Records excerpted from a collection:
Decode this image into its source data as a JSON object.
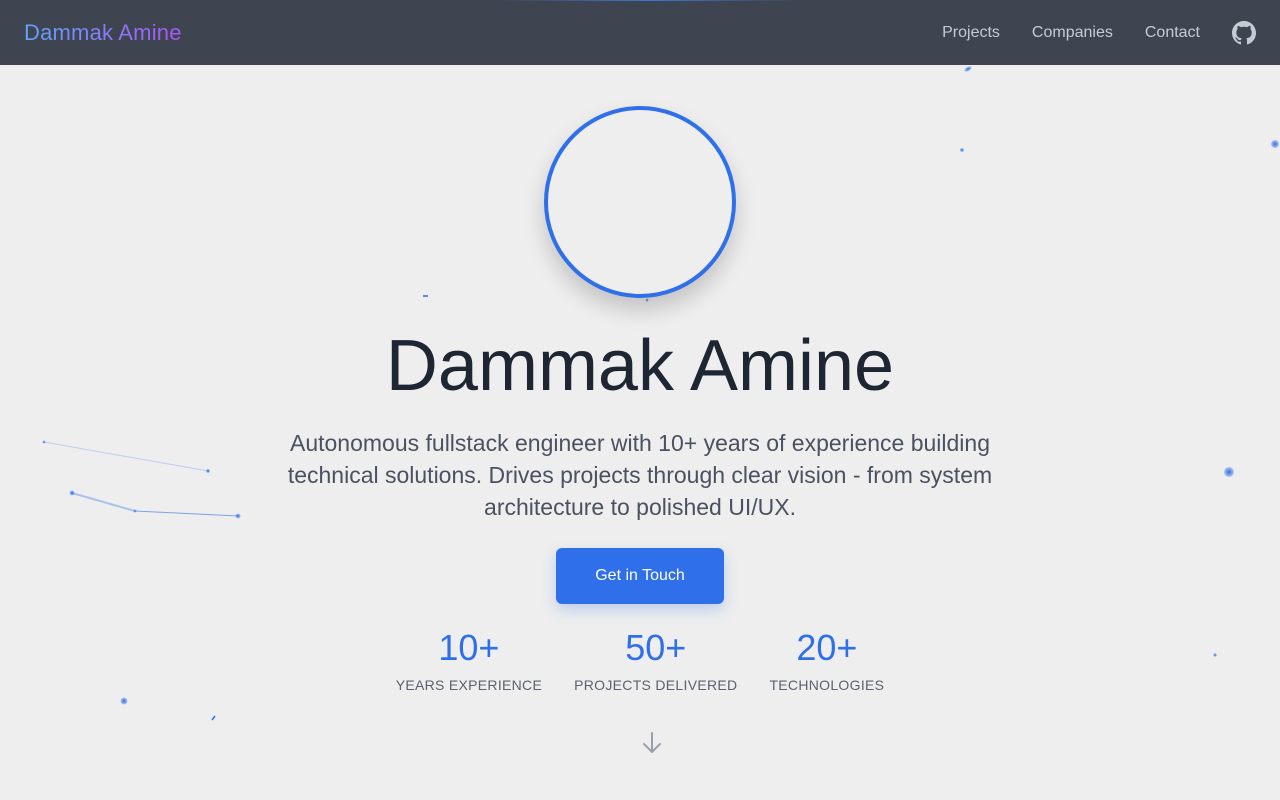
{
  "nav": {
    "brand": "Dammak Amine",
    "links": [
      "Projects",
      "Companies",
      "Contact"
    ],
    "github_icon": "github-icon"
  },
  "hero": {
    "name": "Dammak Amine",
    "description": "Autonomous fullstack engineer with 10+ years of experience building technical solutions. Drives projects through clear vision - from system architecture to polished UI/UX.",
    "cta_label": "Get in Touch",
    "stats": [
      {
        "value": "10+",
        "label": "YEARS EXPERIENCE"
      },
      {
        "value": "50+",
        "label": "PROJECTS DELIVERED"
      },
      {
        "value": "20+",
        "label": "TECHNOLOGIES"
      }
    ],
    "scroll_icon": "arrow-down-icon"
  },
  "colors": {
    "accent": "#2f6fea",
    "navbar_bg": "#3f4451",
    "page_bg": "#eeeeee",
    "heading": "#1f2633",
    "brand_gradient_start": "#60a5fa",
    "brand_gradient_end": "#a855f7"
  }
}
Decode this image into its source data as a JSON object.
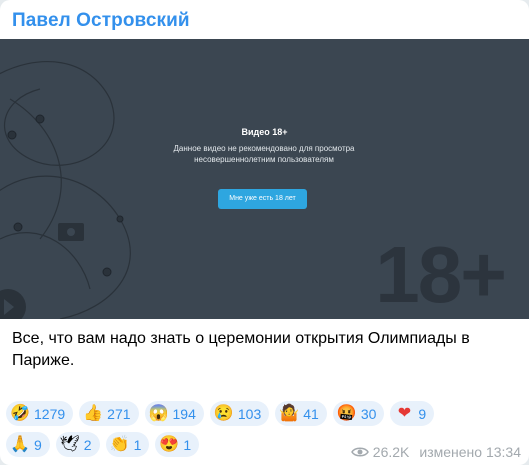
{
  "sender": "Павел Островский",
  "media": {
    "title": "Видео 18+",
    "warning": "Данное видео не рекомендовано для просмотра несовершеннолетним пользователям",
    "button_label": "Мне уже есть 18 лет",
    "badge": "18+"
  },
  "caption": "Все, что вам надо знать о церемонии открытия Олимпиады в Париже.",
  "reactions_row1": [
    {
      "emoji": "🤣",
      "count": "1279"
    },
    {
      "emoji": "👍",
      "count": "271"
    },
    {
      "emoji": "😱",
      "count": "194"
    },
    {
      "emoji": "😢",
      "count": "103"
    },
    {
      "emoji": "🤷",
      "count": "41"
    },
    {
      "emoji": "🤬",
      "count": "30"
    },
    {
      "emoji": "❤",
      "count": "9"
    }
  ],
  "reactions_row2": [
    {
      "emoji": "🙏",
      "count": "9"
    },
    {
      "emoji": "🕊",
      "count": "2"
    },
    {
      "emoji": "👏",
      "count": "1"
    },
    {
      "emoji": "😍",
      "count": "1"
    }
  ],
  "meta": {
    "views": "26.2K",
    "edited_time": "изменено 13:34"
  },
  "colors": {
    "accent": "#3390ec",
    "media_bg": "#3b4651",
    "button": "#2ea6e0"
  }
}
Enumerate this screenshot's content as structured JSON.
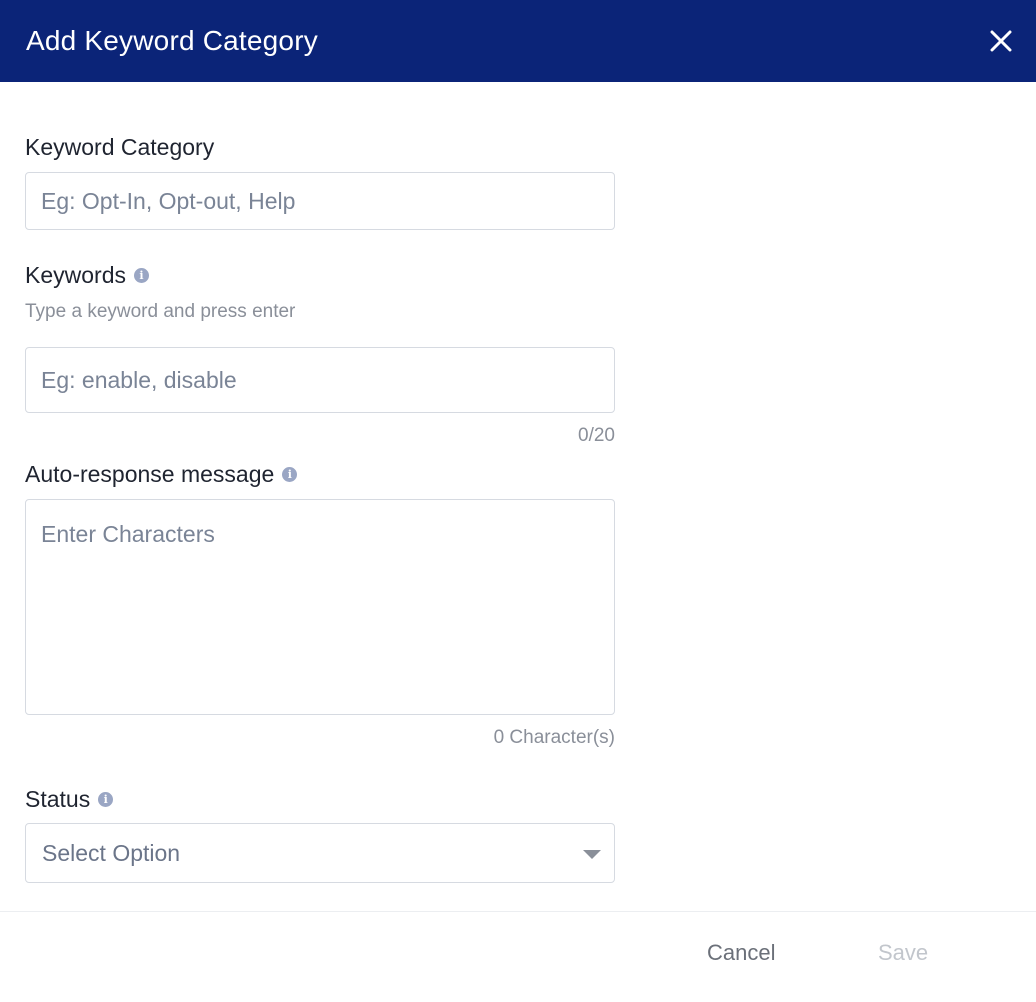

What is required: Quote the full listing above word for word; exclude every picture from the copy.

Solution for this task:
Decode this image into its source data as a JSON object.
{
  "nav": {
    "brand": "Dammak Amine",
    "links": [
      "Projects",
      "Companies",
      "Contact"
    ],
    "github_icon": "github-icon"
  },
  "hero": {
    "name": "Dammak Amine",
    "description": "Autonomous fullstack engineer with 10+ years of experience building technical solutions. Drives projects through clear vision - from system architecture to polished UI/UX.",
    "cta_label": "Get in Touch",
    "stats": [
      {
        "value": "10+",
        "label": "YEARS EXPERIENCE"
      },
      {
        "value": "50+",
        "label": "PROJECTS DELIVERED"
      },
      {
        "value": "20+",
        "label": "TECHNOLOGIES"
      }
    ],
    "scroll_icon": "arrow-down-icon"
  },
  "colors": {
    "accent": "#2f6fea",
    "navbar_bg": "#3f4451",
    "page_bg": "#eeeeee",
    "heading": "#1f2633",
    "brand_gradient_start": "#60a5fa",
    "brand_gradient_end": "#a855f7"
  }
}
Decode this image into its source data as a JSON object.
{
  "sender": "Павел Островский",
  "media": {
    "title": "Видео 18+",
    "warning": "Данное видео не рекомендовано для просмотра несовершеннолетним пользователям",
    "button_label": "Мне уже есть 18 лет",
    "badge": "18+"
  },
  "caption": "Все, что вам надо знать о церемонии открытия Олимпиады в Париже.",
  "reactions_row1": [
    {
      "emoji": "🤣",
      "count": "1279"
    },
    {
      "emoji": "👍",
      "count": "271"
    },
    {
      "emoji": "😱",
      "count": "194"
    },
    {
      "emoji": "😢",
      "count": "103"
    },
    {
      "emoji": "🤷",
      "count": "41"
    },
    {
      "emoji": "🤬",
      "count": "30"
    },
    {
      "emoji": "❤",
      "count": "9"
    }
  ],
  "reactions_row2": [
    {
      "emoji": "🙏",
      "count": "9"
    },
    {
      "emoji": "🕊",
      "count": "2"
    },
    {
      "emoji": "👏",
      "count": "1"
    },
    {
      "emoji": "😍",
      "count": "1"
    }
  ],
  "meta": {
    "views": "26.2K",
    "edited_time": "изменено 13:34"
  },
  "colors": {
    "accent": "#3390ec",
    "media_bg": "#3b4651",
    "button": "#2ea6e0"
  }
}
Enumerate this screenshot's content as structured JSON.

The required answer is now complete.